START

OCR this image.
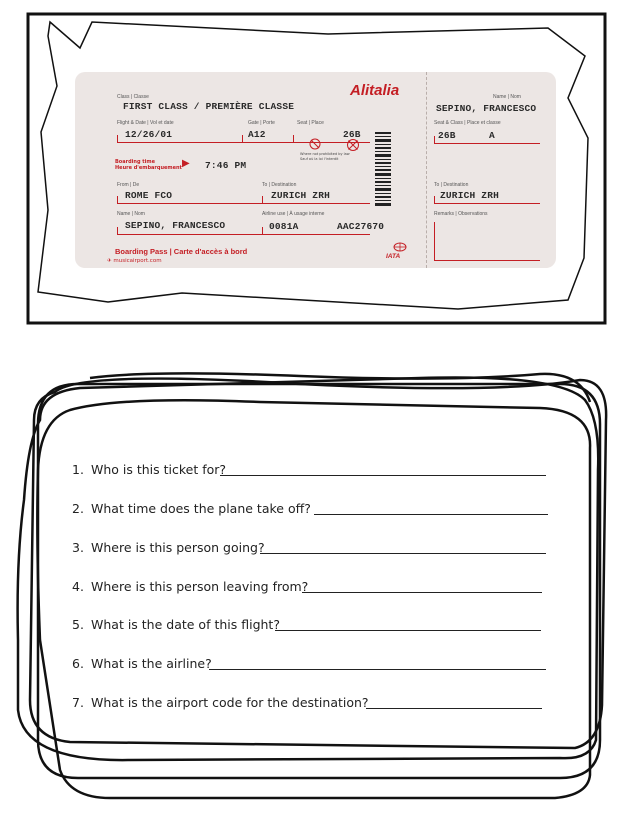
Class | Classe
FIRST CLASS / PREMIÈRE CLASSE
Alitalia
Flight & Date | Vol et date
12/26/01
Gate | Porte
A12
Seat | Place
26B
Where not prohibited by law
Sauf où la loi l'interdit
Boarding time
Heure d'embarquement ▶ 7:46 PM
From | De
ROME FCO
To | Destination
ZURICH ZRH
Name | Nom
SEPINO, FRANCESCO
Airline use | À usage interne
0081A	AAC27670
Boarding Pass | Carte d'accès à bord
✈ musicairport.com
IATA
Name | Nom
SEPINO, FRANCESCO
Seat & Class | Place et classe
26B	A
To | Destination
ZURICH ZRH
Remarks | Observations
1. Who is this ticket for?
2. What time does the plane take off?
3. Where is this person going?
4. Where is this person leaving from?
5. What is the date of this flight?
6. What is the airline?
7. What is the airport code for the destination?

END

Problem description. How many lines in the listing above contain the string "What"? Answer with the number only.

Full answer. 4